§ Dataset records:
++++

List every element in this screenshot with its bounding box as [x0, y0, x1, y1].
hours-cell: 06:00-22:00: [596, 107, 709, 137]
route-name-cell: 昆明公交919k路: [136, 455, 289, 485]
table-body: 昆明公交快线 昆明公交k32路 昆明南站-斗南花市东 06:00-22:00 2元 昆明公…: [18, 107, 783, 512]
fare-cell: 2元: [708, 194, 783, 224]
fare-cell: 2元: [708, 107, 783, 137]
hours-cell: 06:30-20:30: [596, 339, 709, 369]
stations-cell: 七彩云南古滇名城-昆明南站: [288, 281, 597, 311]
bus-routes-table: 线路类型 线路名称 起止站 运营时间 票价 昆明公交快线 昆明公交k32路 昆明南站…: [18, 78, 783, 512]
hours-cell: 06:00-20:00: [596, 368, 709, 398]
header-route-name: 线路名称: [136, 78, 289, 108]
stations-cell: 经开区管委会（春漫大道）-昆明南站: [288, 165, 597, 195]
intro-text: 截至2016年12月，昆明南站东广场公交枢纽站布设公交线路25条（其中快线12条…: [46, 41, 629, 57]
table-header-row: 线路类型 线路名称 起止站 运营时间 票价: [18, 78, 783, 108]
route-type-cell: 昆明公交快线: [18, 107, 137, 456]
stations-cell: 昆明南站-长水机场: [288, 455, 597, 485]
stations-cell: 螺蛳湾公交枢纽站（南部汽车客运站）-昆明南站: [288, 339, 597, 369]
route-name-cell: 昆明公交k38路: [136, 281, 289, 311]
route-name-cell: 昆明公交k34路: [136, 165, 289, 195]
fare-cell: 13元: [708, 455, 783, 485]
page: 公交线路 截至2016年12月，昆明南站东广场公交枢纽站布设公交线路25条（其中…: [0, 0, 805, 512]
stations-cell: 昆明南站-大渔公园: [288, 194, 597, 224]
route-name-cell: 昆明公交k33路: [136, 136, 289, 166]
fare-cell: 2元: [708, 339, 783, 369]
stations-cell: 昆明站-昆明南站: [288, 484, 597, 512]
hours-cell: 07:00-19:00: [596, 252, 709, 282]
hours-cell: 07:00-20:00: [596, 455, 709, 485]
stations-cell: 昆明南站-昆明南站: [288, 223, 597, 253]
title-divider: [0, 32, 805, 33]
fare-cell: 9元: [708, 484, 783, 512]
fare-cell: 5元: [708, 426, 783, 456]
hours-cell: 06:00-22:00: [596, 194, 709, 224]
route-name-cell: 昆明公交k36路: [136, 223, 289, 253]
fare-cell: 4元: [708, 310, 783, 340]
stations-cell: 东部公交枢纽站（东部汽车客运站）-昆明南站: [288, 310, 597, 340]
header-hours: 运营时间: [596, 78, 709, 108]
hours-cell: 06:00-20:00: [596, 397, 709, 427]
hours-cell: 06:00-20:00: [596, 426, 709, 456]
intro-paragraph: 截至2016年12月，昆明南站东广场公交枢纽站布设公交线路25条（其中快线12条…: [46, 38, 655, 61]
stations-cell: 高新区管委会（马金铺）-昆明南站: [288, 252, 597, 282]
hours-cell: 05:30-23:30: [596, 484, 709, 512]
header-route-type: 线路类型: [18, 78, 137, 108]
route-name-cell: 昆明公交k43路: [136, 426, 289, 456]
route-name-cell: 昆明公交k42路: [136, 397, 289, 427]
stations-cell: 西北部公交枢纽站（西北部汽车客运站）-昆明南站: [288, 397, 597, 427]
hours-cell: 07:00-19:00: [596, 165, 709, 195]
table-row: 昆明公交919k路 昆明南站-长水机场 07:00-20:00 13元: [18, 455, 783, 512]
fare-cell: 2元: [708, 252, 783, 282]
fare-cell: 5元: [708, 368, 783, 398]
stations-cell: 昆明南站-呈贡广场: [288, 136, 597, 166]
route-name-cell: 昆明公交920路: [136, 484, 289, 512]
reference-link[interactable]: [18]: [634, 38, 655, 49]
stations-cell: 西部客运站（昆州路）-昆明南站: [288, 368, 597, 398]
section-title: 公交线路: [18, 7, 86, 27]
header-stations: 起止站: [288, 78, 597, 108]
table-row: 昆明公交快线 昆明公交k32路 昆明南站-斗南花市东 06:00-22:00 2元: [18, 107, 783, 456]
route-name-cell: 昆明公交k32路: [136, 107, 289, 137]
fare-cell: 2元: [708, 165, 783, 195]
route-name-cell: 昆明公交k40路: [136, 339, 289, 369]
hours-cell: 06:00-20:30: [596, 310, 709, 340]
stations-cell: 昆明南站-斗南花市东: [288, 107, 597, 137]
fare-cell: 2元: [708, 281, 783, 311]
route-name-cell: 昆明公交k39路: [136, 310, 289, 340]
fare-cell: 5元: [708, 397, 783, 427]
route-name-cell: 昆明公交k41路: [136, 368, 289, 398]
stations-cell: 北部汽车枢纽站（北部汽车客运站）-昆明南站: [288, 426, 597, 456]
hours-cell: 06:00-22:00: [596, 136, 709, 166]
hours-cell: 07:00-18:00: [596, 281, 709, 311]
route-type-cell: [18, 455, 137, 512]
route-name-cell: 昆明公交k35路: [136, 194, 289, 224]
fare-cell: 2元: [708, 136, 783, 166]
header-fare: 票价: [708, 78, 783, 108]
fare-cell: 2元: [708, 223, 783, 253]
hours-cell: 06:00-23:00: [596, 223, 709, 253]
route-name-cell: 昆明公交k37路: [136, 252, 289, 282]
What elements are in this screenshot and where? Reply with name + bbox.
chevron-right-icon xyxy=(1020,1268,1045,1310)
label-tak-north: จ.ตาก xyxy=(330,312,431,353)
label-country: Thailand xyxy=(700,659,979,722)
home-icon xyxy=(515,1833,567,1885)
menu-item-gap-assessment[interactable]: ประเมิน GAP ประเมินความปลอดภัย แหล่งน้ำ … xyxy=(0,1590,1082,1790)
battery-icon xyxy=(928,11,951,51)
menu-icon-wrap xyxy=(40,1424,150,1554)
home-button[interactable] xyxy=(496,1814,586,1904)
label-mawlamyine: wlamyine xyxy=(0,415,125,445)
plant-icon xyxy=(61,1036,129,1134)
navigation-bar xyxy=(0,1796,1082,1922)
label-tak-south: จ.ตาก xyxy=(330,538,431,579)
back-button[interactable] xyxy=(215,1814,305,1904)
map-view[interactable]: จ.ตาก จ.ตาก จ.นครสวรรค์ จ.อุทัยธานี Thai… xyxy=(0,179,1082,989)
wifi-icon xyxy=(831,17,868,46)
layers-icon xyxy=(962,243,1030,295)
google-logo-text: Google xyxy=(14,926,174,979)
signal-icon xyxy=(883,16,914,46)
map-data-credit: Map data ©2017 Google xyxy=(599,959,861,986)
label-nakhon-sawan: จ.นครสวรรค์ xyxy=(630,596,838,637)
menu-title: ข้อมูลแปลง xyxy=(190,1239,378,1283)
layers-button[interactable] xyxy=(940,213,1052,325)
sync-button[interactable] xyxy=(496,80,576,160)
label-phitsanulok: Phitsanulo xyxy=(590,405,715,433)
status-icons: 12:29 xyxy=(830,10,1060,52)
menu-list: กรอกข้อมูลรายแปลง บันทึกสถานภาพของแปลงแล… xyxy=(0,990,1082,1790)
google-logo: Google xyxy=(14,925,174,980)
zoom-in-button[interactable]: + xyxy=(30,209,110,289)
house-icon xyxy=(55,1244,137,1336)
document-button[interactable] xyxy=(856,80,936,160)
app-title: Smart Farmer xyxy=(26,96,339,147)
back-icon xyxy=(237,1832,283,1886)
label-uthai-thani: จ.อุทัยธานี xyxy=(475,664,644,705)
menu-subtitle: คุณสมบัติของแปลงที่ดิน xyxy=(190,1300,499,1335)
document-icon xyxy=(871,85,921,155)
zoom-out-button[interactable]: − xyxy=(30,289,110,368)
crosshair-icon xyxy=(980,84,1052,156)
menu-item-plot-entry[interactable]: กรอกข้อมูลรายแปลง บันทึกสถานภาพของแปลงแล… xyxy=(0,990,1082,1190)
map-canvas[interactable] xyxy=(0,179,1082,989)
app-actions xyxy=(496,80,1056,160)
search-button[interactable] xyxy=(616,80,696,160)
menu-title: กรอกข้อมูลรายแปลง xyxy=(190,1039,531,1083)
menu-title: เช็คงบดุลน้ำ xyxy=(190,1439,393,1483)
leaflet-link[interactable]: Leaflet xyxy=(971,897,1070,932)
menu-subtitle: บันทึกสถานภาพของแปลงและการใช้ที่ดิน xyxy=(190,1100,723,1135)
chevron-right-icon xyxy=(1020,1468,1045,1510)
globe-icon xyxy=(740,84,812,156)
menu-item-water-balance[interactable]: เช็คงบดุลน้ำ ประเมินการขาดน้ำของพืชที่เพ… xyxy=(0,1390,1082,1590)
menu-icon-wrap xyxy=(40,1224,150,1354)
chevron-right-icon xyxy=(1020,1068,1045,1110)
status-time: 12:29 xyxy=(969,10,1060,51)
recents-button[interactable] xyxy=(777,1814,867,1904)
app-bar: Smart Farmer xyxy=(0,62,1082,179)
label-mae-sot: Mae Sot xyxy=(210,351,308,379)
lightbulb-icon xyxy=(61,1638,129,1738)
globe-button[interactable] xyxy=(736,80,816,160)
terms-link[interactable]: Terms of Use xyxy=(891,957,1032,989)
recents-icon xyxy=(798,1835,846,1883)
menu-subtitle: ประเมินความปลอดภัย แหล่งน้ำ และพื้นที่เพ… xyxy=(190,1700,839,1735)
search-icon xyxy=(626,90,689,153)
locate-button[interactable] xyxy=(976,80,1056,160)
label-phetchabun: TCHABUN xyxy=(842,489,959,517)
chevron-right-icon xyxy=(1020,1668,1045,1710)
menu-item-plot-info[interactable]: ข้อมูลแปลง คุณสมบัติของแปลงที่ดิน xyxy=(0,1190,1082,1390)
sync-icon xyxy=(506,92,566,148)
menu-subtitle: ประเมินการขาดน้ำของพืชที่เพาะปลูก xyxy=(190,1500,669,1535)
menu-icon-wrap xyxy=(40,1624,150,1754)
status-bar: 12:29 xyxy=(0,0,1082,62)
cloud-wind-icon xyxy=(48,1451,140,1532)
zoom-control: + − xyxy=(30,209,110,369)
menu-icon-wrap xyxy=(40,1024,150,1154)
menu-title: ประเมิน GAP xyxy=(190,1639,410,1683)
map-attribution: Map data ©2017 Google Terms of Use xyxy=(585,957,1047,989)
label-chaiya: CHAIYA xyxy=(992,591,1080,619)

++++

§ WORK INSTRUCTIONS: Print the rows above exactly, starting at the first row and ending at the line that contains "fare-cell: 2元: [708, 339, 783, 369]".

§ RESPONSE:
List every element in this screenshot with its bounding box as [x0, y0, x1, y1].
hours-cell: 06:00-22:00: [596, 107, 709, 137]
route-name-cell: 昆明公交919k路: [136, 455, 289, 485]
table-body: 昆明公交快线 昆明公交k32路 昆明南站-斗南花市东 06:00-22:00 2元 昆明公…: [18, 107, 783, 512]
fare-cell: 2元: [708, 194, 783, 224]
fare-cell: 2元: [708, 107, 783, 137]
hours-cell: 06:30-20:30: [596, 339, 709, 369]
stations-cell: 七彩云南古滇名城-昆明南站: [288, 281, 597, 311]
bus-routes-table: 线路类型 线路名称 起止站 运营时间 票价 昆明公交快线 昆明公交k32路 昆明南站…: [18, 78, 783, 512]
hours-cell: 06:00-20:00: [596, 368, 709, 398]
header-route-name: 线路名称: [136, 78, 289, 108]
stations-cell: 经开区管委会（春漫大道）-昆明南站: [288, 165, 597, 195]
intro-text: 截至2016年12月，昆明南站东广场公交枢纽站布设公交线路25条（其中快线12条…: [46, 41, 629, 57]
table-header-row: 线路类型 线路名称 起止站 运营时间 票价: [18, 78, 783, 108]
route-type-cell: 昆明公交快线: [18, 107, 137, 456]
stations-cell: 昆明南站-长水机场: [288, 455, 597, 485]
stations-cell: 螺蛳湾公交枢纽站（南部汽车客运站）-昆明南站: [288, 339, 597, 369]
route-name-cell: 昆明公交k38路: [136, 281, 289, 311]
route-name-cell: 昆明公交k34路: [136, 165, 289, 195]
fare-cell: 13元: [708, 455, 783, 485]
page: 公交线路 截至2016年12月，昆明南站东广场公交枢纽站布设公交线路25条（其中…: [0, 0, 805, 512]
stations-cell: 昆明南站-大渔公园: [288, 194, 597, 224]
route-name-cell: 昆明公交k33路: [136, 136, 289, 166]
fare-cell: 2元: [708, 339, 783, 369]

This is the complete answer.